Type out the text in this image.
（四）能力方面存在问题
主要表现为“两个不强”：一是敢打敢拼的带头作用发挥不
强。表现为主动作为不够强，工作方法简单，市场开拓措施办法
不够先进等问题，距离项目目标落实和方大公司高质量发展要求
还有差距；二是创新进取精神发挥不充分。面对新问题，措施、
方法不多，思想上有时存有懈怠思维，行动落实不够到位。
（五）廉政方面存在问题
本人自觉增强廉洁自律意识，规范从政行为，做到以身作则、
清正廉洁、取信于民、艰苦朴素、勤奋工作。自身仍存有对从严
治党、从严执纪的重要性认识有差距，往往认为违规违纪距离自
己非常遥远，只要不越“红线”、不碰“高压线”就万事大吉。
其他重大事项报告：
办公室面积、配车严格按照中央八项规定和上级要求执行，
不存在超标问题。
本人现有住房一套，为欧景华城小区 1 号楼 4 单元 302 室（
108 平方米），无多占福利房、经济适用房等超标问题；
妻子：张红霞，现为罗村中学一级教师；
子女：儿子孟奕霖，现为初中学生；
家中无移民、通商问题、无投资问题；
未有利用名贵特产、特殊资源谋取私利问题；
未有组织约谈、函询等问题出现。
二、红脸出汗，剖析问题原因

TASK GOAL -
Write out every line exactly as it stands.

TASK SOLUTION -
Type out the text in this image.
（四）能力方面存在问题
主要表现为“两个不强”：一是敢打敢拼的带头作用发挥不
强。表现为主动作为不够强，工作方法简单，市场开拓措施办法
不够先进等问题，距离项目目标落实和方大公司高质量发展要求
还有差距；二是创新进取精神发挥不充分。面对新问题，措施、
方法不多，思想上有时存有懈怠思维，行动落实不够到位。
（五）廉政方面存在问题
本人自觉增强廉洁自律意识，规范从政行为，做到以身作则、
清正廉洁、取信于民、艰苦朴素、勤奋工作。自身仍存有对从严
治党、从严执纪的重要性认识有差距，往往认为违规违纪距离自
己非常遥远，只要不越“红线”、不碰“高压线”就万事大吉。
其他重大事项报告：
办公室面积、配车严格按照中央八项规定和上级要求执行，
不存在超标问题。
本人现有住房一套，为欧景华城小区 1 号楼 4 单元 302 室（
108 平方米），无多占福利房、经济适用房等超标问题；
妻子：张红霞，现为罗村中学一级教师；
子女：儿子孟奕霖，现为初中学生；
家中无移民、通商问题、无投资问题；
未有利用名贵特产、特殊资源谋取私利问题；
未有组织约谈、函询等问题出现。
二、红脸出汗，剖析问题原因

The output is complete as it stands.